** BEGIN **

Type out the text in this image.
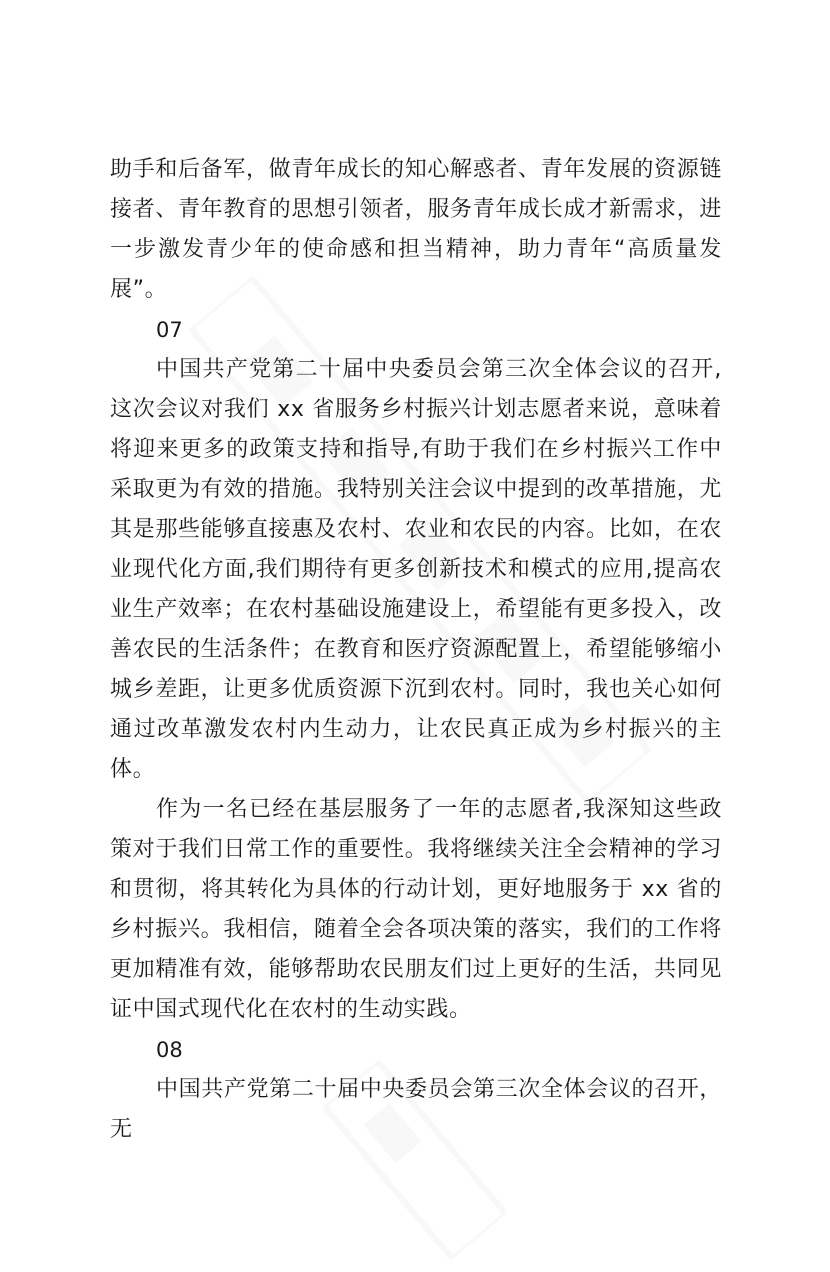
助手和后备军，做青年成长的知心解惑者、青年发展的资源链接者、青年教育的思想引领者，服务青年成长成才新需求，进一步激发青少年的使命感和担当精神，助力青年“高质量发展”。

07

中国共产党第二十届中央委员会第三次全体会议的召开,这次会议对我们 xx 省服务乡村振兴计划志愿者来说，意味着将迎来更多的政策支持和指导,有助于我们在乡村振兴工作中采取更为有效的措施。我特别关注会议中提到的改革措施，尤其是那些能够直接惠及农村、农业和农民的内容。比如，在农业现代化方面,我们期待有更多创新技术和模式的应用,提高农业生产效率；在农村基础设施建设上，希望能有更多投入，改善农民的生活条件；在教育和医疗资源配置上，希望能够缩小城乡差距，让更多优质资源下沉到农村。同时，我也关心如何通过改革激发农村内生动力，让农民真正成为乡村振兴的主体。

作为一名已经在基层服务了一年的志愿者,我深知这些政策对于我们日常工作的重要性。我将继续关注全会精神的学习和贯彻，将其转化为具体的行动计划，更好地服务于 xx 省的乡村振兴。我相信，随着全会各项决策的落实，我们的工作将更加精准有效，能够帮助农民朋友们过上更好的生活，共同见证中国式现代化在农村的生动实践。

08

中国共产党第二十届中央委员会第三次全体会议的召开，无
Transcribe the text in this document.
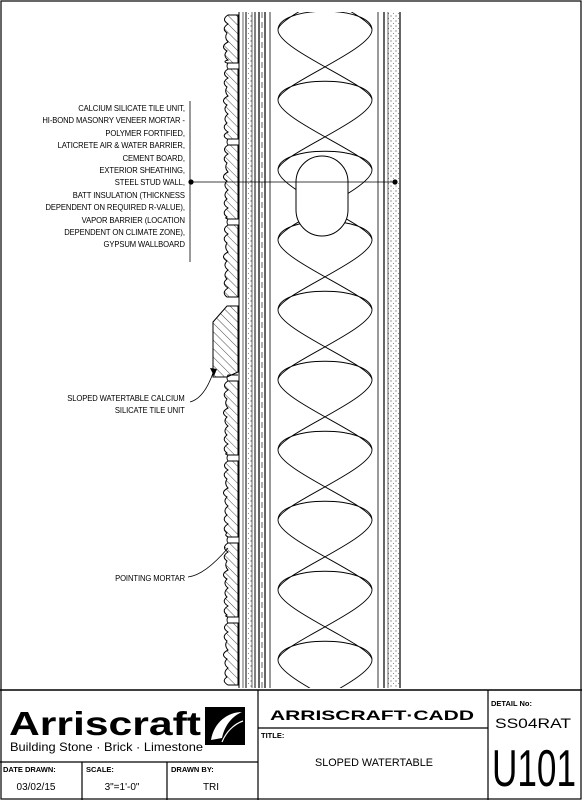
Arriscraft
Building Stone · Brick · Limestone
ARRISCRAFT·CADD
TITLE:
SLOPED WATERTABLE
DETAIL No:
SS04RAT
U101
DATE DRAWN:
03/02/15
SCALE:
3"=1'-0"
DRAWN BY:
TRI
CALCIUM SILICATE TILE UNIT,
HI-BOND MASONRY VENEER MORTAR -
POLYMER FORTIFIED,
LATICRETE AIR & WATER BARRIER,
CEMENT BOARD,
EXTERIOR SHEATHING,
STEEL STUD WALL,
BATT INSULATION (THICKNESS
DEPENDENT ON REQUIRED R-VALUE),
VAPOR BARRIER (LOCATION
DEPENDENT ON CLIMATE ZONE),
GYPSUM WALLBOARD
SLOPED WATERTABLE CALCIUM
SILICATE TILE UNIT
POINTING MORTAR
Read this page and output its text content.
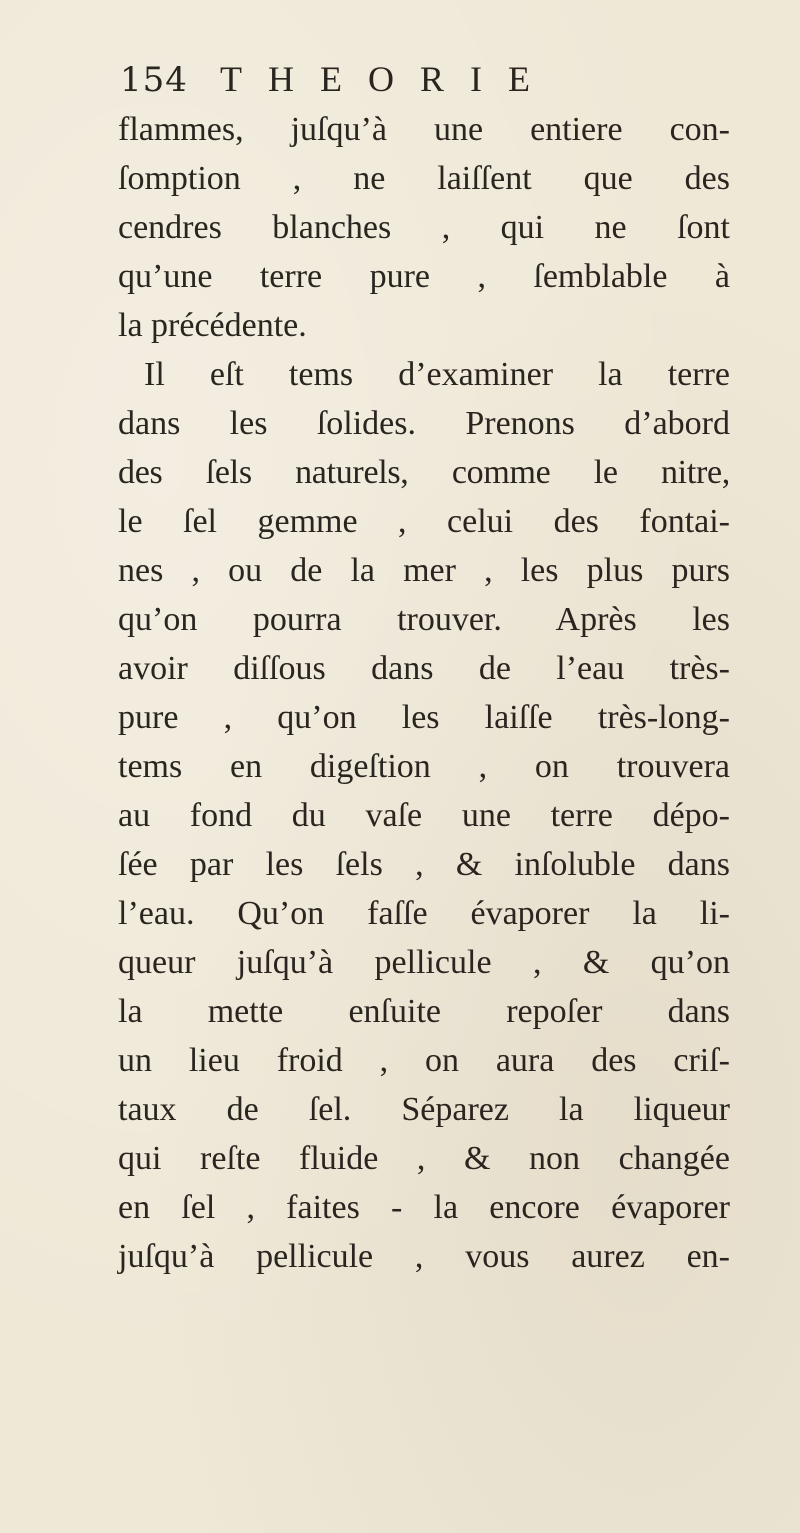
154 THEORIE
flammes, juſqu’à une entiere con-
ſomption , ne laiſſent que des
cendres blanches , qui ne ſont
qu’une terre pure , ſemblable à
la précédente.
Il eſt tems d’examiner la terre
dans les ſolides. Prenons d’abord
des ſels naturels, comme le nitre,
le ſel gemme , celui des fontai-
nes , ou de la mer , les plus purs
qu’on pourra trouver. Après les
avoir diſſous dans de l’eau très-
pure , qu’on les laiſſe très-long-
tems en digeſtion , on trouvera
au fond du vaſe une terre dépo-
ſée par les ſels , & inſoluble dans
l’eau. Qu’on faſſe évaporer la li-
queur juſqu’à pellicule , & qu’on
la mette enſuite repoſer dans
un lieu froid , on aura des criſ-
taux de ſel. Séparez la liqueur
qui reſte fluide , & non changée
en ſel , faites - la encore évaporer
juſqu’à pellicule , vous aurez en-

** END **

- **REQUEST**:
Write out the whole listing again, exactly, with no pictures.

- **THE ANSWER**:
Type out the text in this image.
助手和后备军，做青年成长的知心解惑者、青年发展的资源链接者、青年教育的思想引领者，服务青年成长成才新需求，进一步激发青少年的使命感和担当精神，助力青年“高质量发展”。

07

中国共产党第二十届中央委员会第三次全体会议的召开,这次会议对我们 xx 省服务乡村振兴计划志愿者来说，意味着将迎来更多的政策支持和指导,有助于我们在乡村振兴工作中采取更为有效的措施。我特别关注会议中提到的改革措施，尤其是那些能够直接惠及农村、农业和农民的内容。比如，在农业现代化方面,我们期待有更多创新技术和模式的应用,提高农业生产效率；在农村基础设施建设上，希望能有更多投入，改善农民的生活条件；在教育和医疗资源配置上，希望能够缩小城乡差距，让更多优质资源下沉到农村。同时，我也关心如何通过改革激发农村内生动力，让农民真正成为乡村振兴的主体。

作为一名已经在基层服务了一年的志愿者,我深知这些政策对于我们日常工作的重要性。我将继续关注全会精神的学习和贯彻，将其转化为具体的行动计划，更好地服务于 xx 省的乡村振兴。我相信，随着全会各项决策的落实，我们的工作将更加精准有效，能够帮助农民朋友们过上更好的生活，共同见证中国式现代化在农村的生动实践。

08

中国共产党第二十届中央委员会第三次全体会议的召开，无
Transcribe the text in this document.
Arriscraft
Building Stone · Brick · Limestone
ARRISCRAFT·CADD
TITLE:
SLOPED WATERTABLE
DETAIL No:
SS04RAT
U101
DATE DRAWN:
03/02/15
SCALE:
3"=1'-0"
DRAWN BY:
TRI
CALCIUM SILICATE TILE UNIT,
HI-BOND MASONRY VENEER MORTAR -
POLYMER FORTIFIED,
LATICRETE AIR & WATER BARRIER,
CEMENT BOARD,
EXTERIOR SHEATHING,
STEEL STUD WALL,
BATT INSULATION (THICKNESS
DEPENDENT ON REQUIRED R-VALUE),
VAPOR BARRIER (LOCATION
DEPENDENT ON CLIMATE ZONE),
GYPSUM WALLBOARD
SLOPED WATERTABLE CALCIUM
SILICATE TILE UNIT
POINTING MORTAR
Read this page and output its text content.
154 THEORIE
flammes, juſqu’à une entiere con-
ſomption , ne laiſſent que des
cendres blanches , qui ne ſont
qu’une terre pure , ſemblable à
la précédente.
Il eſt tems d’examiner la terre
dans les ſolides. Prenons d’abord
des ſels naturels, comme le nitre,
le ſel gemme , celui des fontai-
nes , ou de la mer , les plus purs
qu’on pourra trouver. Après les
avoir diſſous dans de l’eau très-
pure , qu’on les laiſſe très-long-
tems en digeſtion , on trouvera
au fond du vaſe une terre dépo-
ſée par les ſels , & inſoluble dans
l’eau. Qu’on faſſe évaporer la li-
queur juſqu’à pellicule , & qu’on
la mette enſuite repoſer dans
un lieu froid , on aura des criſ-
taux de ſel. Séparez la liqueur
qui reſte fluide , & non changée
en ſel , faites - la encore évaporer
juſqu’à pellicule , vous aurez en-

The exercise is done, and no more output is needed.